::: Exercise material :::

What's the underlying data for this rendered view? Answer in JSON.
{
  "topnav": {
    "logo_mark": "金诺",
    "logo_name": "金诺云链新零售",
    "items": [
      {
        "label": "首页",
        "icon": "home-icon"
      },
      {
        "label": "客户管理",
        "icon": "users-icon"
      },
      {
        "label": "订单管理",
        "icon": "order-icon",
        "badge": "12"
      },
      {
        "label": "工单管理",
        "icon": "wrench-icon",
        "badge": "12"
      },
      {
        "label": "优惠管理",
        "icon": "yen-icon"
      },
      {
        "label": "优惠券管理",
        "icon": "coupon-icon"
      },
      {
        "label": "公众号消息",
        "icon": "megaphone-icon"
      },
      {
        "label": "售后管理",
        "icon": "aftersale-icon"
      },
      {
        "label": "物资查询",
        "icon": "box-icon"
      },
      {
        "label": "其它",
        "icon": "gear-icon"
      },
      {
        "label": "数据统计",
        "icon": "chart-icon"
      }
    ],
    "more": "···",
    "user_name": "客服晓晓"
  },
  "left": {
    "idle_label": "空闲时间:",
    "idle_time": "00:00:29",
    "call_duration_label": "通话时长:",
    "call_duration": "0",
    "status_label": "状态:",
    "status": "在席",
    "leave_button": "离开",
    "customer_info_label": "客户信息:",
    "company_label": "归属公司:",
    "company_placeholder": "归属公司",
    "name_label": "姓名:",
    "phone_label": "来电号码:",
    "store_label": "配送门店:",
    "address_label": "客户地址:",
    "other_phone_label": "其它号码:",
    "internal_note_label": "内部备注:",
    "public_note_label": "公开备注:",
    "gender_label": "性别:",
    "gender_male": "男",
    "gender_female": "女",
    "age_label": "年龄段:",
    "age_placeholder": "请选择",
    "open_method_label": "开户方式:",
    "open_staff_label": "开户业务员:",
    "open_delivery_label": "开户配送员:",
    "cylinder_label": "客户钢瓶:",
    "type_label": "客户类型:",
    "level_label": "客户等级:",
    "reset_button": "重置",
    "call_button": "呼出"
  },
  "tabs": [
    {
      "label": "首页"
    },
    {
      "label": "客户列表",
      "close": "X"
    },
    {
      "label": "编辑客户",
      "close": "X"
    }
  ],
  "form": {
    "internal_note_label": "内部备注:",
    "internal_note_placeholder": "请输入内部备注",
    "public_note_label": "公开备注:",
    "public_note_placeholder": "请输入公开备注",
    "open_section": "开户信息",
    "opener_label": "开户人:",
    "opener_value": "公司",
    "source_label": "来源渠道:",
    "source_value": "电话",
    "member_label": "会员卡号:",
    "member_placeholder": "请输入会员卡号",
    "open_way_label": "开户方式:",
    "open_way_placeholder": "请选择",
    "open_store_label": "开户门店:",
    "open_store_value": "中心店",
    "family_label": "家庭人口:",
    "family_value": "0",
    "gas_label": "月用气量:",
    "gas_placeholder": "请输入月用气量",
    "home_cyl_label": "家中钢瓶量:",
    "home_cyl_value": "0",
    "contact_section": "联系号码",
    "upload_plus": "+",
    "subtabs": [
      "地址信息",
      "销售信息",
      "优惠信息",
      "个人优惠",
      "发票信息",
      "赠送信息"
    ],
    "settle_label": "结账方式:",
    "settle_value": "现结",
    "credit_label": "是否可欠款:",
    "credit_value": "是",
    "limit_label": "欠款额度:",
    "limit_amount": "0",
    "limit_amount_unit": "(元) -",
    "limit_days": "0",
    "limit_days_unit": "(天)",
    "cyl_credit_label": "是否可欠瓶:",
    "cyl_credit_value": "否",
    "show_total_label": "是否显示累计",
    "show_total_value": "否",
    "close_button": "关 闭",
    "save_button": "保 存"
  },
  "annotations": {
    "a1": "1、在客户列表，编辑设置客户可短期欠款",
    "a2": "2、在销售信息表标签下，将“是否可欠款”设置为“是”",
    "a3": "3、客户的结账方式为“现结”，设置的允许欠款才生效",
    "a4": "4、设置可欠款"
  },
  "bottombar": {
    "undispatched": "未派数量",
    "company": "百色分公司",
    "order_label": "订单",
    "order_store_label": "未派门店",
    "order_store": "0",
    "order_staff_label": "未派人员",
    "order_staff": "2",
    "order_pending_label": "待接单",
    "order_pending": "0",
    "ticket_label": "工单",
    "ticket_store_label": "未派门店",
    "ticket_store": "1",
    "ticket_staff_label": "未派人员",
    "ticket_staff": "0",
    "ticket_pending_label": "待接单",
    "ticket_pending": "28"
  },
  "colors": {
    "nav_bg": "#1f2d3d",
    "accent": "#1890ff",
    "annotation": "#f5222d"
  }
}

:::

*To be done*:
Write out all records exactly, keeping every detail.

*Task output*:
What's the underlying data for this rendered view? Answer in JSON.
{
  "topnav": {
    "logo_mark": "金诺",
    "logo_name": "金诺云链新零售",
    "items": [
      {
        "label": "首页",
        "icon": "home-icon"
      },
      {
        "label": "客户管理",
        "icon": "users-icon"
      },
      {
        "label": "订单管理",
        "icon": "order-icon",
        "badge": "12"
      },
      {
        "label": "工单管理",
        "icon": "wrench-icon",
        "badge": "12"
      },
      {
        "label": "优惠管理",
        "icon": "yen-icon"
      },
      {
        "label": "优惠券管理",
        "icon": "coupon-icon"
      },
      {
        "label": "公众号消息",
        "icon": "megaphone-icon"
      },
      {
        "label": "售后管理",
        "icon": "aftersale-icon"
      },
      {
        "label": "物资查询",
        "icon": "box-icon"
      },
      {
        "label": "其它",
        "icon": "gear-icon"
      },
      {
        "label": "数据统计",
        "icon": "chart-icon"
      }
    ],
    "more": "···",
    "user_name": "客服晓晓"
  },
  "left": {
    "idle_label": "空闲时间:",
    "idle_time": "00:00:29",
    "call_duration_label": "通话时长:",
    "call_duration": "0",
    "status_label": "状态:",
    "status": "在席",
    "leave_button": "离开",
    "customer_info_label": "客户信息:",
    "company_label": "归属公司:",
    "company_placeholder": "归属公司",
    "name_label": "姓名:",
    "phone_label": "来电号码:",
    "store_label": "配送门店:",
    "address_label": "客户地址:",
    "other_phone_label": "其它号码:",
    "internal_note_label": "内部备注:",
    "public_note_label": "公开备注:",
    "gender_label": "性别:",
    "gender_male": "男",
    "gender_female": "女",
    "age_label": "年龄段:",
    "age_placeholder": "请选择",
    "open_method_label": "开户方式:",
    "open_staff_label": "开户业务员:",
    "open_delivery_label": "开户配送员:",
    "cylinder_label": "客户钢瓶:",
    "type_label": "客户类型:",
    "level_label": "客户等级:",
    "reset_button": "重置",
    "call_button": "呼出"
  },
  "tabs": [
    {
      "label": "首页"
    },
    {
      "label": "客户列表",
      "close": "X"
    },
    {
      "label": "编辑客户",
      "close": "X"
    }
  ],
  "form": {
    "internal_note_label": "内部备注:",
    "internal_note_placeholder": "请输入内部备注",
    "public_note_label": "公开备注:",
    "public_note_placeholder": "请输入公开备注",
    "open_section": "开户信息",
    "opener_label": "开户人:",
    "opener_value": "公司",
    "source_label": "来源渠道:",
    "source_value": "电话",
    "member_label": "会员卡号:",
    "member_placeholder": "请输入会员卡号",
    "open_way_label": "开户方式:",
    "open_way_placeholder": "请选择",
    "open_store_label": "开户门店:",
    "open_store_value": "中心店",
    "family_label": "家庭人口:",
    "family_value": "0",
    "gas_label": "月用气量:",
    "gas_placeholder": "请输入月用气量",
    "home_cyl_label": "家中钢瓶量:",
    "home_cyl_value": "0",
    "contact_section": "联系号码",
    "upload_plus": "+",
    "subtabs": [
      "地址信息",
      "销售信息",
      "优惠信息",
      "个人优惠",
      "发票信息",
      "赠送信息"
    ],
    "settle_label": "结账方式:",
    "settle_value": "现结",
    "credit_label": "是否可欠款:",
    "credit_value": "是",
    "limit_label": "欠款额度:",
    "limit_amount": "0",
    "limit_amount_unit": "(元) -",
    "limit_days": "0",
    "limit_days_unit": "(天)",
    "cyl_credit_label": "是否可欠瓶:",
    "cyl_credit_value": "否",
    "show_total_label": "是否显示累计",
    "show_total_value": "否",
    "close_button": "关 闭",
    "save_button": "保 存"
  },
  "annotations": {
    "a1": "1、在客户列表，编辑设置客户可短期欠款",
    "a2": "2、在销售信息表标签下，将“是否可欠款”设置为“是”",
    "a3": "3、客户的结账方式为“现结”，设置的允许欠款才生效",
    "a4": "4、设置可欠款"
  },
  "bottombar": {
    "undispatched": "未派数量",
    "company": "百色分公司",
    "order_label": "订单",
    "order_store_label": "未派门店",
    "order_store": "0",
    "order_staff_label": "未派人员",
    "order_staff": "2",
    "order_pending_label": "待接单",
    "order_pending": "0",
    "ticket_label": "工单",
    "ticket_store_label": "未派门店",
    "ticket_store": "1",
    "ticket_staff_label": "未派人员",
    "ticket_staff": "0",
    "ticket_pending_label": "待接单",
    "ticket_pending": "28"
  },
  "colors": {
    "nav_bg": "#1f2d3d",
    "accent": "#1890ff",
    "annotation": "#f5222d"
  }
}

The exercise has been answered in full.